(Entries with figure data)
· · · · · · ·
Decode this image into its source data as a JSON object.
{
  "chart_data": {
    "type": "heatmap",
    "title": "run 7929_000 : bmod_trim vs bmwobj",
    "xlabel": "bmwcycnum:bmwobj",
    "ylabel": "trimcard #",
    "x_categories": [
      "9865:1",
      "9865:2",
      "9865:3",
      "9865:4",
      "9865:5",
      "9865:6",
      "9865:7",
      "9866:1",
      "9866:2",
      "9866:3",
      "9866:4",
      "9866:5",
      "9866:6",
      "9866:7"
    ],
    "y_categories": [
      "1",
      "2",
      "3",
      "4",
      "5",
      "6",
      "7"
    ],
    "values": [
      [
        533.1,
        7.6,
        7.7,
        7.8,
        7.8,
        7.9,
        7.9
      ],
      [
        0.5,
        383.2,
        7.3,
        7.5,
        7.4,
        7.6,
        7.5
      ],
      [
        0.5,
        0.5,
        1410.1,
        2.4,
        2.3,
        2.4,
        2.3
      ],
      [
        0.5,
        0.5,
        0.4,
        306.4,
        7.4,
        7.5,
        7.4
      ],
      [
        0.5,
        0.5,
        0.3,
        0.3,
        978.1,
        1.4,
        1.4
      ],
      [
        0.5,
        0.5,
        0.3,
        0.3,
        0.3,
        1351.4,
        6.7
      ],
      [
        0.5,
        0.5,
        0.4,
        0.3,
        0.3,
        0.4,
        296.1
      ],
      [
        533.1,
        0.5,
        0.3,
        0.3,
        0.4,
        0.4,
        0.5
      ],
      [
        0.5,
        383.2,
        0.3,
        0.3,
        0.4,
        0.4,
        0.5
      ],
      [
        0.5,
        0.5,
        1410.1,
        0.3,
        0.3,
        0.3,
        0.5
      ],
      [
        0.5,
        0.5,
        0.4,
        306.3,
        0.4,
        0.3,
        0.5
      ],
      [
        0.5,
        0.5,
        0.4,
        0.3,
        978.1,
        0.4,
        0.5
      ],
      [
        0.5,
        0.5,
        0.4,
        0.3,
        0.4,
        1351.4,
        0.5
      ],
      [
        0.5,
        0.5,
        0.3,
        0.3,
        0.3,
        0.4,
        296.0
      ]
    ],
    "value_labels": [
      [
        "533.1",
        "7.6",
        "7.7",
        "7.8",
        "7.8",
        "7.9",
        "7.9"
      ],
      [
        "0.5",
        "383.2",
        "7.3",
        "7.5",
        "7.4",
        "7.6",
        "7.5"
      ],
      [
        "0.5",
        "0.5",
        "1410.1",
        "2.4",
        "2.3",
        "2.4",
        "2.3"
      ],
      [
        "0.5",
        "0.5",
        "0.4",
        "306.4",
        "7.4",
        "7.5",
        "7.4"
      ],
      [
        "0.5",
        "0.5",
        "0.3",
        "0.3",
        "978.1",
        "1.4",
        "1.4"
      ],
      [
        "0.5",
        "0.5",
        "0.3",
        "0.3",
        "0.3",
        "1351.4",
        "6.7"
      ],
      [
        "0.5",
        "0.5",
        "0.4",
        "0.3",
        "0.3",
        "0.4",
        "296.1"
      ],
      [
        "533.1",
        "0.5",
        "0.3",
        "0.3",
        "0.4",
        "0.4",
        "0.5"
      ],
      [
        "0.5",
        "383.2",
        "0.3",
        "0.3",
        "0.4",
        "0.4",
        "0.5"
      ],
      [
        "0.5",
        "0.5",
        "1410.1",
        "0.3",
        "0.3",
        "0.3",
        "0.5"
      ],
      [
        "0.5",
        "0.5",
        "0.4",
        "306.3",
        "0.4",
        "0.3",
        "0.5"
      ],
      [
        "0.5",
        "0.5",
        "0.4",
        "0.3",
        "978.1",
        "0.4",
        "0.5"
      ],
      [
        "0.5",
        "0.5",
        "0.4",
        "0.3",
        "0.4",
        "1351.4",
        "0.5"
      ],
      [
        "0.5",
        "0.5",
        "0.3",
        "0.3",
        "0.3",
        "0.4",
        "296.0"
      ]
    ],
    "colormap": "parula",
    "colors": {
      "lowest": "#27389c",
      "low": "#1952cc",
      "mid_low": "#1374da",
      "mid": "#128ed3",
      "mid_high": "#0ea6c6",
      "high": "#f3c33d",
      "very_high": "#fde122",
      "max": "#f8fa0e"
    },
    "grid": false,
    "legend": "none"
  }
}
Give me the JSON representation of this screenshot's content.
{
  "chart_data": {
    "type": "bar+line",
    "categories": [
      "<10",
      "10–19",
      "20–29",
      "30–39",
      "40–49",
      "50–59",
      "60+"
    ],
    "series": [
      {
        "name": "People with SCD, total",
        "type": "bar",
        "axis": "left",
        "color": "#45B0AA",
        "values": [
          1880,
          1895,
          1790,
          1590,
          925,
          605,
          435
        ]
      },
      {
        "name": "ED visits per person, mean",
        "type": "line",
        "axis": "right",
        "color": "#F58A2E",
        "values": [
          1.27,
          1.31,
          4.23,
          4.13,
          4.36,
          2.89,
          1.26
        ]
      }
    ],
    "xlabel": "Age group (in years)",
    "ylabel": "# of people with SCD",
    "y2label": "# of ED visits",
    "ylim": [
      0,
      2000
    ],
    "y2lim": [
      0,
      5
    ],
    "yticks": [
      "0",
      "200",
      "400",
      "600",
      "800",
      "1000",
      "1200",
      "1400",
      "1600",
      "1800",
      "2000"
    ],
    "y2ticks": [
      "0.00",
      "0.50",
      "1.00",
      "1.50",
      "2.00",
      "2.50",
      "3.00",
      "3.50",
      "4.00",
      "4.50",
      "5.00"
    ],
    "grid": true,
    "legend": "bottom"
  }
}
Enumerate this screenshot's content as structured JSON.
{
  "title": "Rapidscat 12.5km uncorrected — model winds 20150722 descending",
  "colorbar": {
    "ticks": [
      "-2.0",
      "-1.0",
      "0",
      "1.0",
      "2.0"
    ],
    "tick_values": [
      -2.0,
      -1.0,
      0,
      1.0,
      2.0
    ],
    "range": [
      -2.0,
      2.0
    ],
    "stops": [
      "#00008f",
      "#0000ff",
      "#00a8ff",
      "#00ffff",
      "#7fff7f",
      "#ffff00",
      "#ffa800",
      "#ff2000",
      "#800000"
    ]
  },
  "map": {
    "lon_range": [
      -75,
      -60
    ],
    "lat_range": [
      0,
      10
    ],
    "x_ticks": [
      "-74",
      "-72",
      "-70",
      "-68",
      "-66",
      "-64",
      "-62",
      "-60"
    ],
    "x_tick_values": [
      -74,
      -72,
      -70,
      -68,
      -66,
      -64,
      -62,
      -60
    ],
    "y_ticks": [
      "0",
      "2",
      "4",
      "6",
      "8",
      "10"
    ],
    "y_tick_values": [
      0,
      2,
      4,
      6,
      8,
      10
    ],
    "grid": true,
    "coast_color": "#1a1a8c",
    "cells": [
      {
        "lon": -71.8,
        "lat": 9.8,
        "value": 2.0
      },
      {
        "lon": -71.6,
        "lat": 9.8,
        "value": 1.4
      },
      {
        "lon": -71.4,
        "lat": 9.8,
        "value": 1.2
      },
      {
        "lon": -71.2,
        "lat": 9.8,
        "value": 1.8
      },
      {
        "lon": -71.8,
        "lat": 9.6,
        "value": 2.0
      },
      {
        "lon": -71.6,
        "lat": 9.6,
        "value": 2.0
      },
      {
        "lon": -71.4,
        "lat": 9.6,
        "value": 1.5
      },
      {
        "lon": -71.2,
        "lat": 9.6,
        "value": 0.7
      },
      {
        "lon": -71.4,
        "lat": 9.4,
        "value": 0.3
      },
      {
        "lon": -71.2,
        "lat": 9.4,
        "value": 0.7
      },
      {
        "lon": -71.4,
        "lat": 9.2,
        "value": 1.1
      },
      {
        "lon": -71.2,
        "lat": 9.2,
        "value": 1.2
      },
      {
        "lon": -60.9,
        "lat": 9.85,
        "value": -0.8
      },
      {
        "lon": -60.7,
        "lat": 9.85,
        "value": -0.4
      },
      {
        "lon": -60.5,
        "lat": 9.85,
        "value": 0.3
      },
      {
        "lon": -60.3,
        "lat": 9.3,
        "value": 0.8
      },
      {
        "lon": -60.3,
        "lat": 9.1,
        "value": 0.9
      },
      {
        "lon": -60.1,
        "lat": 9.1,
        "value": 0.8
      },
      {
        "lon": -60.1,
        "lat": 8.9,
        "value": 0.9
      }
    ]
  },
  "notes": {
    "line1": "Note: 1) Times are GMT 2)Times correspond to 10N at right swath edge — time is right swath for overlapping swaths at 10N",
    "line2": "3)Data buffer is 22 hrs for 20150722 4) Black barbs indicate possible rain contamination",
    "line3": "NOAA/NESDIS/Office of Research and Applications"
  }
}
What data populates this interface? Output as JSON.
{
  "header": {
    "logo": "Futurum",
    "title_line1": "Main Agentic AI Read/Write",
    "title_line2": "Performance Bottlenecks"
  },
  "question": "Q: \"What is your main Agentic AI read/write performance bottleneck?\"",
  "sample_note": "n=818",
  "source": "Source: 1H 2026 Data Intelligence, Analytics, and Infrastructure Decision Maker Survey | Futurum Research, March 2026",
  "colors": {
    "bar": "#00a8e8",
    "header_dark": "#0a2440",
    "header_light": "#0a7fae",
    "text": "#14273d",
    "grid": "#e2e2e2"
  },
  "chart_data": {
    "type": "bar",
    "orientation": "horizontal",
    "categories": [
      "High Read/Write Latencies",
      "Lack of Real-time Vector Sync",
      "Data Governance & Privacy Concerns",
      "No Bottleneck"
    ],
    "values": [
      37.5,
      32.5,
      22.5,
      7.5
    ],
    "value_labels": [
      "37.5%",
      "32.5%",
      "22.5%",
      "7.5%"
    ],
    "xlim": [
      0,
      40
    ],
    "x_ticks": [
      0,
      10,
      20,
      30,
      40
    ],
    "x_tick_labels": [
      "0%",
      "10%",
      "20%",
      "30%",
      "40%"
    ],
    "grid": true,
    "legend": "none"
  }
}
· · · · · · ·
Exercise aim:
Go through the entries above and copy every line containing "ylabel".

Solution for this problem:
    "ylabel": "trimcard #",
    "ylabel": "# of people with SCD",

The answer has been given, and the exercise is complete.